— Start —

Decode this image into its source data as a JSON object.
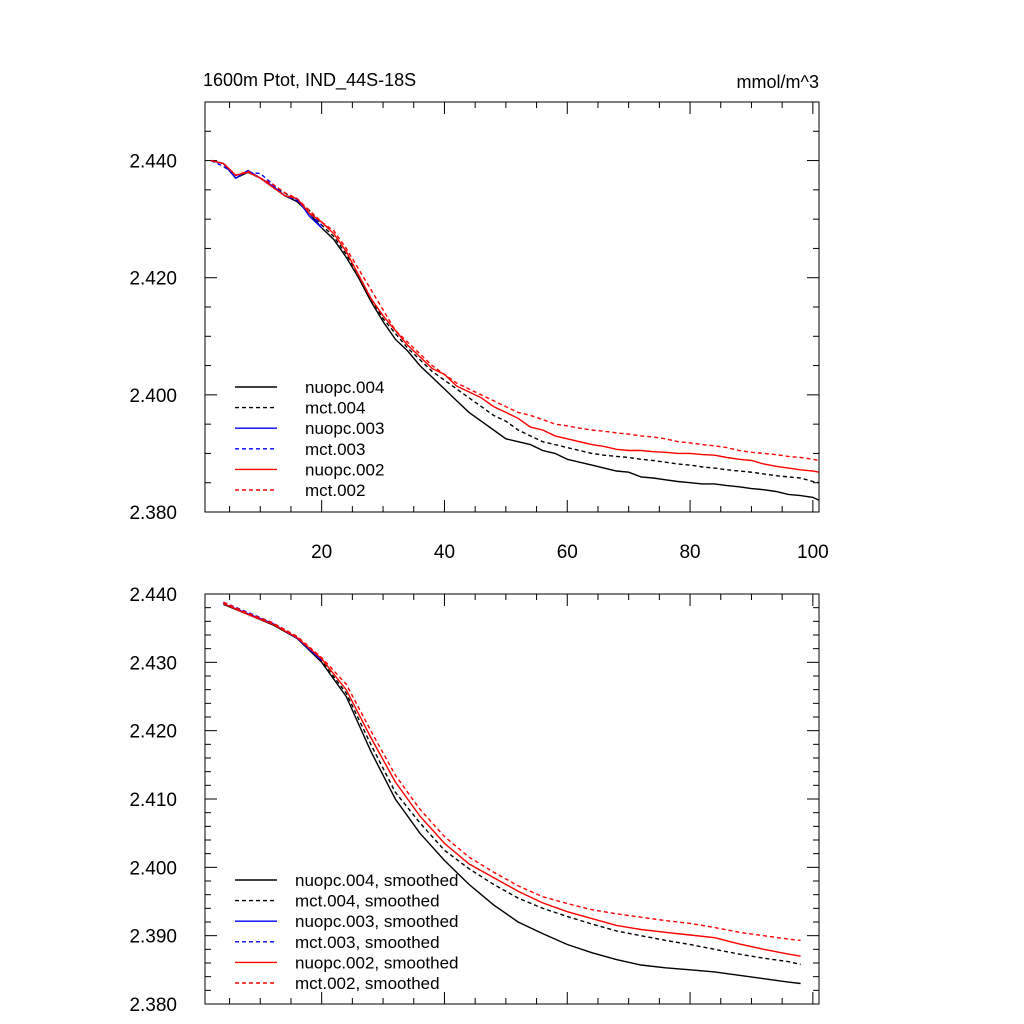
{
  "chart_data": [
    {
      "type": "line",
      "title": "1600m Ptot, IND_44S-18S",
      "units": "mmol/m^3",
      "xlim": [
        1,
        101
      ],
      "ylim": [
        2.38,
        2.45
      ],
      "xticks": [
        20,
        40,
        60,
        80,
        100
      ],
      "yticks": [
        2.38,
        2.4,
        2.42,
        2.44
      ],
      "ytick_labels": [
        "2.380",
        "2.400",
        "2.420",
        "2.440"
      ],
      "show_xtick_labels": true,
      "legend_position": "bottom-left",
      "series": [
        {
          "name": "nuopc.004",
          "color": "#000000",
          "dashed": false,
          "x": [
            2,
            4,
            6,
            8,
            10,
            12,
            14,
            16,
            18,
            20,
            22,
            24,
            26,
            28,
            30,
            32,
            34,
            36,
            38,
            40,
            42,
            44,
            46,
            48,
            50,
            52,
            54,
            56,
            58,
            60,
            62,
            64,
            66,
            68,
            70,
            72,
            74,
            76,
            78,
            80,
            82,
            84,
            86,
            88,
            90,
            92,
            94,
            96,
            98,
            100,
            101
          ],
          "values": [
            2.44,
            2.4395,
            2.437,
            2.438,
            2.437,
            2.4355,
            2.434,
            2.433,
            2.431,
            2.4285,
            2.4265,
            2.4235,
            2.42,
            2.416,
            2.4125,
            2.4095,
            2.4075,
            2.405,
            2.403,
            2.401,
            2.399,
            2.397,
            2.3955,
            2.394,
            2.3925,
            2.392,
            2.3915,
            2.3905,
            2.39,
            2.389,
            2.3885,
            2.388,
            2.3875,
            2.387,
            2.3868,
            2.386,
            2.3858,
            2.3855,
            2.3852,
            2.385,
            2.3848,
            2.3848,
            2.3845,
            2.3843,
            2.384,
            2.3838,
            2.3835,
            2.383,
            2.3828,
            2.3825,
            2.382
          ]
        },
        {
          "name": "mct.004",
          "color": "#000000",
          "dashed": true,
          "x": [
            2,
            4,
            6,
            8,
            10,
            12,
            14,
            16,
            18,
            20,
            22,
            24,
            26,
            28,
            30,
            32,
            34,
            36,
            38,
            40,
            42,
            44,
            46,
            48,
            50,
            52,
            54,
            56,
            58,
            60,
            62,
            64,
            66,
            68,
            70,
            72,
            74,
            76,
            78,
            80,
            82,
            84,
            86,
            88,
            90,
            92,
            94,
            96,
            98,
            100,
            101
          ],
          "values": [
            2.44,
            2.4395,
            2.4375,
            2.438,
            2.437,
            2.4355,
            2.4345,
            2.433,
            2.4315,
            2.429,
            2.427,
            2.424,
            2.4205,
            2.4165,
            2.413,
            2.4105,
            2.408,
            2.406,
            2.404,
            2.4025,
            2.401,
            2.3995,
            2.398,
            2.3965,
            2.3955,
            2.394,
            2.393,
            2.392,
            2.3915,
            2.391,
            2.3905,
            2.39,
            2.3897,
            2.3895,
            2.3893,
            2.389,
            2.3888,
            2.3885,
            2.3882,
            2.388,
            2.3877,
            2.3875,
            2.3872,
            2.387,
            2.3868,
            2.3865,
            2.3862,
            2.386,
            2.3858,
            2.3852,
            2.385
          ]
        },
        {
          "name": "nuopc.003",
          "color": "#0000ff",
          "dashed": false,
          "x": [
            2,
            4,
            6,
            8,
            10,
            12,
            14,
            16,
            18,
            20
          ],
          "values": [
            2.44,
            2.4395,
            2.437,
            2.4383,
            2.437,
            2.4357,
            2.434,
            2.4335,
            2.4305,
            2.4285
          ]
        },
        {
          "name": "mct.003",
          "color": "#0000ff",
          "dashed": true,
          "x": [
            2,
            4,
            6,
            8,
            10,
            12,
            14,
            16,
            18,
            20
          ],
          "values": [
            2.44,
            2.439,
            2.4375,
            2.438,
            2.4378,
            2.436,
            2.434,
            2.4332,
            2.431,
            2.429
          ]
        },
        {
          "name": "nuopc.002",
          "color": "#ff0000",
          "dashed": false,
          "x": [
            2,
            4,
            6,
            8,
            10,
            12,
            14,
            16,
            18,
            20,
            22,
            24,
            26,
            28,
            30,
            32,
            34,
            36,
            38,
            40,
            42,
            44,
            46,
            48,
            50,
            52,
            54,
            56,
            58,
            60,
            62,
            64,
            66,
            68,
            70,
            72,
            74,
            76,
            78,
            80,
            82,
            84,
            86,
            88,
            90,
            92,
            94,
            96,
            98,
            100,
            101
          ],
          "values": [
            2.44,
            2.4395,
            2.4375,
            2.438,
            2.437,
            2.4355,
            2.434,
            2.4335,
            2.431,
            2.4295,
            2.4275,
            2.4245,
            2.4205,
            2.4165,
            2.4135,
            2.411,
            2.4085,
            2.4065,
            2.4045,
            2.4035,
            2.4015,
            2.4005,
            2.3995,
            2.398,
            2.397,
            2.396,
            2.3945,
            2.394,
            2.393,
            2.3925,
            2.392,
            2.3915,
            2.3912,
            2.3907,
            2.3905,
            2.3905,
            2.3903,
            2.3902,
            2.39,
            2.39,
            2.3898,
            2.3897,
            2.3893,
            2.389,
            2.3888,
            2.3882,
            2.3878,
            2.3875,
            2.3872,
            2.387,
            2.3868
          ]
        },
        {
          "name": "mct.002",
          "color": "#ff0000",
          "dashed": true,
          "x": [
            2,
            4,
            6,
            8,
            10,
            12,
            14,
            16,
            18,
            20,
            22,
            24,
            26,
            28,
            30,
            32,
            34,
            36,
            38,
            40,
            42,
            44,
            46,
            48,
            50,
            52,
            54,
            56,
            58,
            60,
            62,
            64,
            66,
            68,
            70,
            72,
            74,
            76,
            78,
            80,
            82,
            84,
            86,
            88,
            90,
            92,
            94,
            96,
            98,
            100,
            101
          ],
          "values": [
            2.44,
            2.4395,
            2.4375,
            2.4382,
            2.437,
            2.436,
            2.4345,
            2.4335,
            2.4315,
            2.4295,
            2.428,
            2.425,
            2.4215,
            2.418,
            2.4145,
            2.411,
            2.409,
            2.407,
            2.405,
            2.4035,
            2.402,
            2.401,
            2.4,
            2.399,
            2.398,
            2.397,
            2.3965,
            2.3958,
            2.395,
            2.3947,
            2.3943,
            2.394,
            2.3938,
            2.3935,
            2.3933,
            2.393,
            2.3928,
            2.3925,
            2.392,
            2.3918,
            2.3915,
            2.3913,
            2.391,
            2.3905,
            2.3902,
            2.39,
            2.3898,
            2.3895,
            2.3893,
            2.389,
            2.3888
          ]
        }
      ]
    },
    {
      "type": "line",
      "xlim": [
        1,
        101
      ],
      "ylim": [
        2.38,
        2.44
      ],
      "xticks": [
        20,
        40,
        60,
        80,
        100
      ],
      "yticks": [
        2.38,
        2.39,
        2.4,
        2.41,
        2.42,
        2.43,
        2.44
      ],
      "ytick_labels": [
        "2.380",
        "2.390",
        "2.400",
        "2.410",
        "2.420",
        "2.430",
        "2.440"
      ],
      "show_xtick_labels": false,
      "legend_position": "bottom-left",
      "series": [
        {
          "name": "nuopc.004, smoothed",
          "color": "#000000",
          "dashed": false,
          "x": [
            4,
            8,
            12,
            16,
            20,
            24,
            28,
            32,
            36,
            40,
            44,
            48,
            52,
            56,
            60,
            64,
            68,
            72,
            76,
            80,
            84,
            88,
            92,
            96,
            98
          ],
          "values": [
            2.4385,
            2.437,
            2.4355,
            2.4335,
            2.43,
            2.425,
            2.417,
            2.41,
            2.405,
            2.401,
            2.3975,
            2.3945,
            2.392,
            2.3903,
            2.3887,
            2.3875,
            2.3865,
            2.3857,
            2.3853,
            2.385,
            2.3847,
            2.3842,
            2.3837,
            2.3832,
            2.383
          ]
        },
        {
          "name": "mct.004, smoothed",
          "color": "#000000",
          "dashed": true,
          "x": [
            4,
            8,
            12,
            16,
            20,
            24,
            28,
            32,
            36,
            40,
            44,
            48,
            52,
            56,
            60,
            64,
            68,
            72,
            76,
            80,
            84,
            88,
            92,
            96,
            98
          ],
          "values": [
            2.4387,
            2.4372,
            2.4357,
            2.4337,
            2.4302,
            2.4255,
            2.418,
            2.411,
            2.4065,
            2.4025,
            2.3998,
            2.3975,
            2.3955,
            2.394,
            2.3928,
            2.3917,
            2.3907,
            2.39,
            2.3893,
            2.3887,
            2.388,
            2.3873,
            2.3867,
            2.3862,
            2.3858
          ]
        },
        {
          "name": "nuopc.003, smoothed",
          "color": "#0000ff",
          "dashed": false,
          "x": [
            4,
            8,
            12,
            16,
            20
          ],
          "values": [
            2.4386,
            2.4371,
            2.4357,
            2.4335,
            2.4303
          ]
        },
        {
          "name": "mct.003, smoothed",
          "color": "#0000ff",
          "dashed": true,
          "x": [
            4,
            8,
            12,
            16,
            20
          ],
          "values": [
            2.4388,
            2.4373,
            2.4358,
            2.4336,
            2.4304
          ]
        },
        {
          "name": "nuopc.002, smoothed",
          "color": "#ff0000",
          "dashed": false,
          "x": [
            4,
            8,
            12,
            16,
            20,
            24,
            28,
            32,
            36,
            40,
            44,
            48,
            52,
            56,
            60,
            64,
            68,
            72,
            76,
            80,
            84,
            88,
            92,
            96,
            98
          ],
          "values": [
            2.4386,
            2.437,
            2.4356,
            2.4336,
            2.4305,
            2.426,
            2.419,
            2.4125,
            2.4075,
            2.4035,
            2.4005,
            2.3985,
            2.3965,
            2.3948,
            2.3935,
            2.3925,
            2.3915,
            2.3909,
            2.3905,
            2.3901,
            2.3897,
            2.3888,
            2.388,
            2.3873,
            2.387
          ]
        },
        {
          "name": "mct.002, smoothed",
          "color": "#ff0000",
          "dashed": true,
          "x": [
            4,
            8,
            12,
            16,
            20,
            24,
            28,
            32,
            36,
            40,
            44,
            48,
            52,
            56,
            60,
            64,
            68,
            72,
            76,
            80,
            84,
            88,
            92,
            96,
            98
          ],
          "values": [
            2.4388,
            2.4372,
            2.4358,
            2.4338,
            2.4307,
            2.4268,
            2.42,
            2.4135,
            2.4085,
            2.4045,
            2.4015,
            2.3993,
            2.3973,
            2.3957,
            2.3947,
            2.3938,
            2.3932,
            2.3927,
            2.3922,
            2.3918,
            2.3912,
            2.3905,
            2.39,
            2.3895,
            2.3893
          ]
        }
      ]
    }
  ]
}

— End —

■ Requirements ■
State the count of lines in the data holding the word "smoothed", adding nothing to it.

■ Solved problem ■
6